[Data entries for graphics]
────────────────────

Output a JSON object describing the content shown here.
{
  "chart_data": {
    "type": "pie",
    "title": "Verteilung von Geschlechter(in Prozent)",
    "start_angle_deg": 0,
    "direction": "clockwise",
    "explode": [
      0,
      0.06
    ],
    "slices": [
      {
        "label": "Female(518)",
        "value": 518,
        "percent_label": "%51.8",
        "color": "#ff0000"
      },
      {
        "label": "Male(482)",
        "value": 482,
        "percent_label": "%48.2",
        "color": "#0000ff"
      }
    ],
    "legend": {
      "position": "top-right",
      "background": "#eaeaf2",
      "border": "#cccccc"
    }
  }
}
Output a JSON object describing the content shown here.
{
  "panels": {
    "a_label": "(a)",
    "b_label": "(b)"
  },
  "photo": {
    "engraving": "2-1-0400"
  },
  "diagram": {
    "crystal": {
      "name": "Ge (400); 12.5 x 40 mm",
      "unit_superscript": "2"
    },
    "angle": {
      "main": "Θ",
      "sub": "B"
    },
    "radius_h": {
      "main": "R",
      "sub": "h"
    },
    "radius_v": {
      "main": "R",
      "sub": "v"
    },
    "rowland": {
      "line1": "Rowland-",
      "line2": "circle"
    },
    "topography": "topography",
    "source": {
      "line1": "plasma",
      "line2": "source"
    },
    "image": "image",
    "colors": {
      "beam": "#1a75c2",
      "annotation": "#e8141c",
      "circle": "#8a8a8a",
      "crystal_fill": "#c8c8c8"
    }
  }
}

────────────────────

### [Problem to solve]
Write out every line of the material again, exactly as it reads.

### [Completed task]
Output a JSON object describing the content shown here.
{
  "chart_data": {
    "type": "pie",
    "title": "Verteilung von Geschlechter(in Prozent)",
    "start_angle_deg": 0,
    "direction": "clockwise",
    "explode": [
      0,
      0.06
    ],
    "slices": [
      {
        "label": "Female(518)",
        "value": 518,
        "percent_label": "%51.8",
        "color": "#ff0000"
      },
      {
        "label": "Male(482)",
        "value": 482,
        "percent_label": "%48.2",
        "color": "#0000ff"
      }
    ],
    "legend": {
      "position": "top-right",
      "background": "#eaeaf2",
      "border": "#cccccc"
    }
  }
}
Output a JSON object describing the content shown here.
{
  "panels": {
    "a_label": "(a)",
    "b_label": "(b)"
  },
  "photo": {
    "engraving": "2-1-0400"
  },
  "diagram": {
    "crystal": {
      "name": "Ge (400); 12.5 x 40 mm",
      "unit_superscript": "2"
    },
    "angle": {
      "main": "Θ",
      "sub": "B"
    },
    "radius_h": {
      "main": "R",
      "sub": "h"
    },
    "radius_v": {
      "main": "R",
      "sub": "v"
    },
    "rowland": {
      "line1": "Rowland-",
      "line2": "circle"
    },
    "topography": "topography",
    "source": {
      "line1": "plasma",
      "line2": "source"
    },
    "image": "image",
    "colors": {
      "beam": "#1a75c2",
      "annotation": "#e8141c",
      "circle": "#8a8a8a",
      "crystal_fill": "#c8c8c8"
    }
  }
}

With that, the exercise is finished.